Figure record extracts:

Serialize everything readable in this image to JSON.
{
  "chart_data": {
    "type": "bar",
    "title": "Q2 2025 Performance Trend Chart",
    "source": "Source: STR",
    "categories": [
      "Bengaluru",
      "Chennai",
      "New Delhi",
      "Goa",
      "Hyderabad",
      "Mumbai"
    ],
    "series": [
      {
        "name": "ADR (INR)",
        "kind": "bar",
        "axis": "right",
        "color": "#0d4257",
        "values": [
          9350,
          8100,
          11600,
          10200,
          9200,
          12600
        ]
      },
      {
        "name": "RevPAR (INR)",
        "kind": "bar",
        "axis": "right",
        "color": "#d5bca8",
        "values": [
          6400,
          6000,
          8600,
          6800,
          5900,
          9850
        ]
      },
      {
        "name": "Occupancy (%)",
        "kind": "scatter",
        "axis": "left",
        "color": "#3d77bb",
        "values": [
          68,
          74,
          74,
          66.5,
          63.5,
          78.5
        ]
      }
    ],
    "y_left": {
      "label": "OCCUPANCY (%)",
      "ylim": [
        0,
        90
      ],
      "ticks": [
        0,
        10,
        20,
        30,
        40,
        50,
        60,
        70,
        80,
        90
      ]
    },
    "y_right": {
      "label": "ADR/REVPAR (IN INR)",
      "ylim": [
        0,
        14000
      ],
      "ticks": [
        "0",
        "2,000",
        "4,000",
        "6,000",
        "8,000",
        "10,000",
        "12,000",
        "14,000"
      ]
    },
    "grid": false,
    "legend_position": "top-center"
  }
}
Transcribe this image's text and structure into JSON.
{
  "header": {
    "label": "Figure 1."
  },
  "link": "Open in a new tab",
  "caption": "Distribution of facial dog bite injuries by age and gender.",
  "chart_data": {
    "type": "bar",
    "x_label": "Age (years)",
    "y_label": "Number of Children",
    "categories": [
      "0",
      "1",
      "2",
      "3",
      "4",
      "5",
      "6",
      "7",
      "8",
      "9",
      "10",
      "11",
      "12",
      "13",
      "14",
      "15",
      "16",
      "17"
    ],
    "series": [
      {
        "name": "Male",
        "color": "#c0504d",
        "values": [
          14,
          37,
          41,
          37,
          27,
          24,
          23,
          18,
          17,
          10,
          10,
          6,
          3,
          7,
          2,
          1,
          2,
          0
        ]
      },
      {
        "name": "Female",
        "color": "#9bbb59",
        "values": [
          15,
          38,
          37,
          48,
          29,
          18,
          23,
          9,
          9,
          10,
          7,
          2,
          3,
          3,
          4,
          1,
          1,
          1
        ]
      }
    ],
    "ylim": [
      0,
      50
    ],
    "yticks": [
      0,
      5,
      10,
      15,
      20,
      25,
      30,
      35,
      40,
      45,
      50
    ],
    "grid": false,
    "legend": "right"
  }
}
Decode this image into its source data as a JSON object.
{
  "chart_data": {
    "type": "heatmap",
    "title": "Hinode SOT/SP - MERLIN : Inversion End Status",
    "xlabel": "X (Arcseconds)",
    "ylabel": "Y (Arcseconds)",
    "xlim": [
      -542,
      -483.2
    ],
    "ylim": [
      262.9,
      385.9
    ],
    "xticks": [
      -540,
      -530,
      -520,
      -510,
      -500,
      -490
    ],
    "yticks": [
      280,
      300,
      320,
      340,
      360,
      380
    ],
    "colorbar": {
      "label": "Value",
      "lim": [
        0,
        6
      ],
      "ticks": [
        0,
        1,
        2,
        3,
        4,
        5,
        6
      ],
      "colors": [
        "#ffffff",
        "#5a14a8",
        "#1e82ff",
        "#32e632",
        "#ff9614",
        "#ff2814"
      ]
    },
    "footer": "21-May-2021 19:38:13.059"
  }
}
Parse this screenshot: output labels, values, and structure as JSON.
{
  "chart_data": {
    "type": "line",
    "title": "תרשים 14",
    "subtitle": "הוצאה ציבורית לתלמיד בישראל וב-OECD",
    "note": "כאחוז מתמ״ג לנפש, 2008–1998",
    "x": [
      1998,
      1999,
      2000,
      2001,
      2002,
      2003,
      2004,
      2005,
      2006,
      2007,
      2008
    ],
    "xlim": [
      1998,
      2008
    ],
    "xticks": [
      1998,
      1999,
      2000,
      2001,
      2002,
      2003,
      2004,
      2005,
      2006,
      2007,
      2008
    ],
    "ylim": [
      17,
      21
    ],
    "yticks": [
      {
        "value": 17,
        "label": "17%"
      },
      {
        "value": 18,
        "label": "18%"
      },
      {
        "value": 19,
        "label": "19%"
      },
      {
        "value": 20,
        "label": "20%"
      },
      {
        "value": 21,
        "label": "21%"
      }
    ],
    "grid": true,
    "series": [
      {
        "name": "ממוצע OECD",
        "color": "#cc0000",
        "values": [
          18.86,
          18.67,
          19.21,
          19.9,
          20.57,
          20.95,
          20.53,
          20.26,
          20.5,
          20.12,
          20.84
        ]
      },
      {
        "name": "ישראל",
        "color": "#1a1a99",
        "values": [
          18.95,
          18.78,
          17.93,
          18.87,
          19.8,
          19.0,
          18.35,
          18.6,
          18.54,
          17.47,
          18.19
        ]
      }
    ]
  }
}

▶ _PROMPT_
Considering only the records above, state the number of lines that include the word "name", with nothing added.

▶ _ANSWER TO THIS PROBLEM_
7